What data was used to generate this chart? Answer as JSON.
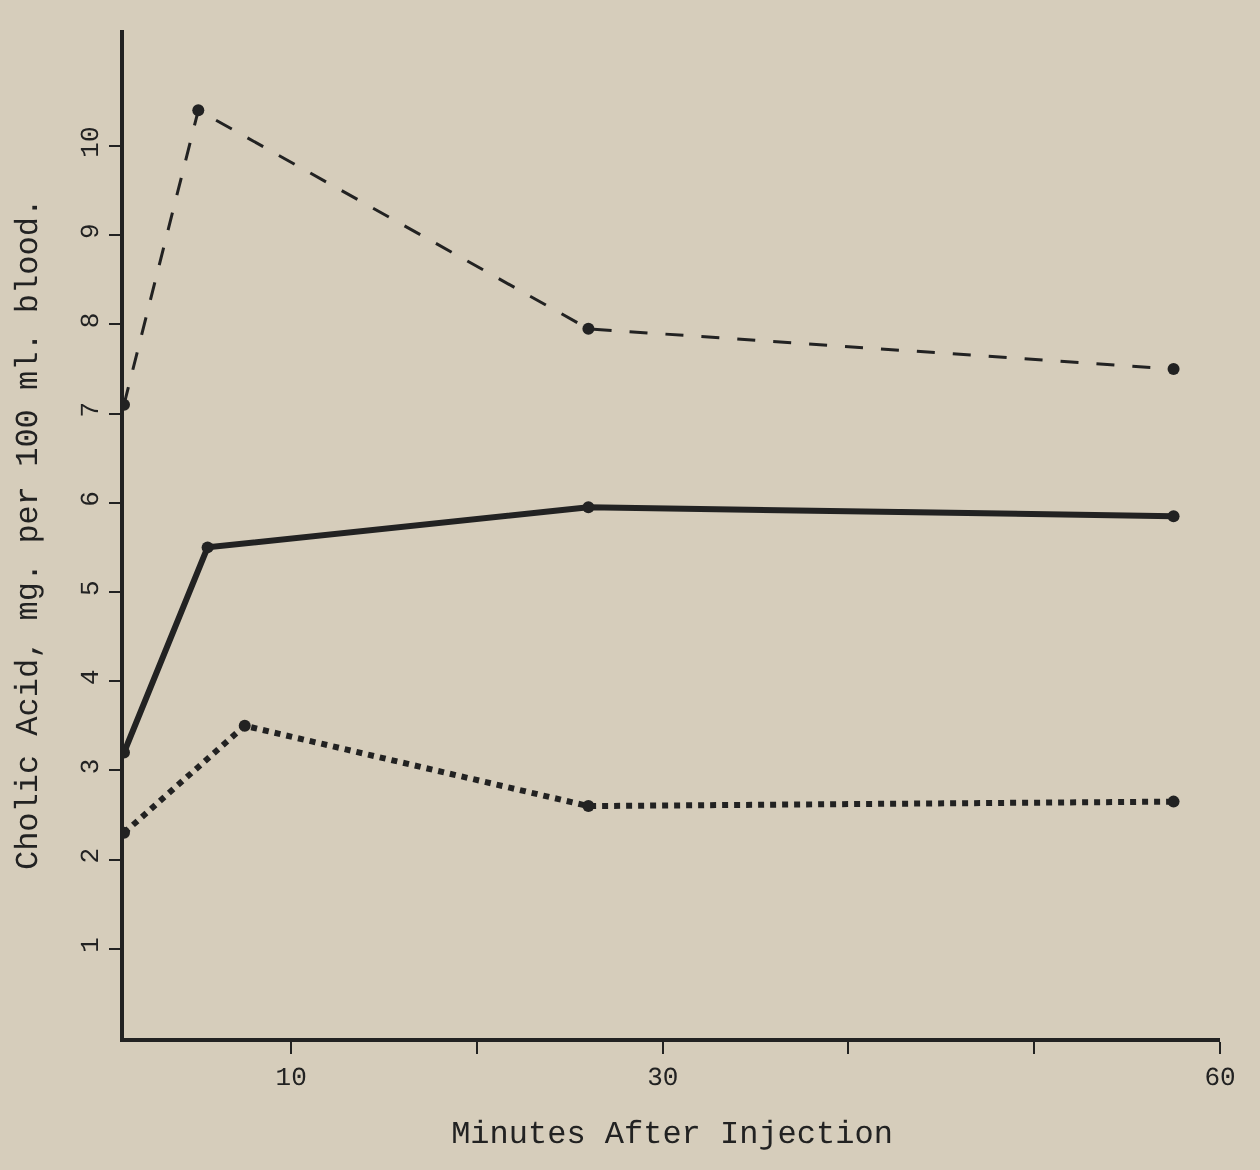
{
  "chart_data": {
    "type": "line",
    "xlabel": "Minutes After Injection",
    "ylabel": "Cholic Acid, mg. per 100 ml. blood.",
    "xlim": [
      1,
      60
    ],
    "xticks": [
      10,
      {
        "value": 20,
        "label": null
      },
      30,
      {
        "value": 40,
        "label": null
      },
      {
        "value": 50,
        "label": null
      },
      60
    ],
    "ylim": [
      0,
      11.3
    ],
    "yticks": [
      1,
      2,
      3,
      4,
      5,
      6,
      7,
      8,
      9,
      10
    ],
    "grid": false,
    "marker": "circle",
    "series": [
      {
        "color": "#222222",
        "line_style": "dashed",
        "x": [
          1,
          5,
          26,
          57.5
        ],
        "values": [
          7.1,
          10.4,
          7.95,
          7.5
        ]
      },
      {
        "color": "#222222",
        "line_style": "solid",
        "x": [
          1,
          5.5,
          26,
          57.5
        ],
        "values": [
          3.2,
          5.5,
          5.95,
          5.85
        ]
      },
      {
        "color": "#222222",
        "line_style": "dotted",
        "x": [
          1,
          7.5,
          26,
          57.5
        ],
        "values": [
          2.3,
          3.5,
          2.6,
          2.65
        ]
      }
    ]
  }
}
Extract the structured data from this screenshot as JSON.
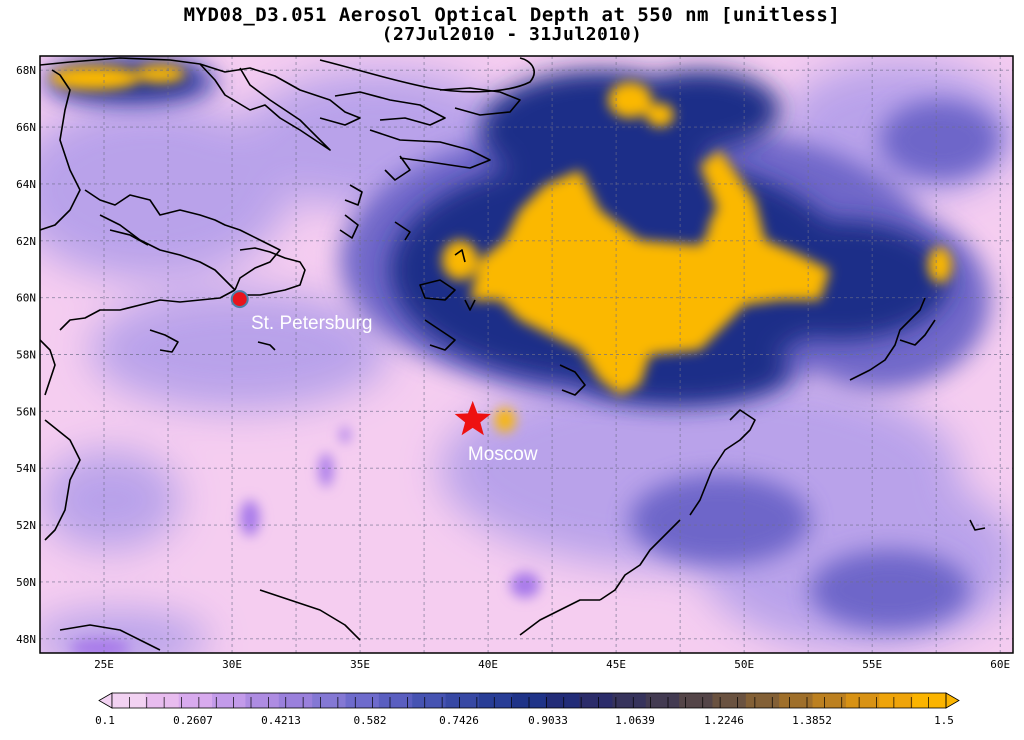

——

Work to complete:
Produce an exact copy of each line of data, skipping embedded images.

Task solution:
What data was used to generate this chart? Answer as JSON.
{
  "chart_data": {
    "type": "line",
    "xlabel": "Minutes After Injection",
    "ylabel": "Cholic Acid, mg. per 100 ml. blood.",
    "xlim": [
      1,
      60
    ],
    "xticks": [
      10,
      {
        "value": 20,
        "label": null
      },
      30,
      {
        "value": 40,
        "label": null
      },
      {
        "value": 50,
        "label": null
      },
      60
    ],
    "ylim": [
      0,
      11.3
    ],
    "yticks": [
      1,
      2,
      3,
      4,
      5,
      6,
      7,
      8,
      9,
      10
    ],
    "grid": false,
    "marker": "circle",
    "series": [
      {
        "color": "#222222",
        "line_style": "dashed",
        "x": [
          1,
          5,
          26,
          57.5
        ],
        "values": [
          7.1,
          10.4,
          7.95,
          7.5
        ]
      },
      {
        "color": "#222222",
        "line_style": "solid",
        "x": [
          1,
          5.5,
          26,
          57.5
        ],
        "values": [
          3.2,
          5.5,
          5.95,
          5.85
        ]
      },
      {
        "color": "#222222",
        "line_style": "dotted",
        "x": [
          1,
          7.5,
          26,
          57.5
        ],
        "values": [
          2.3,
          3.5,
          2.6,
          2.65
        ]
      }
    ]
  }
}
Extract the structured data from this screenshot as JSON.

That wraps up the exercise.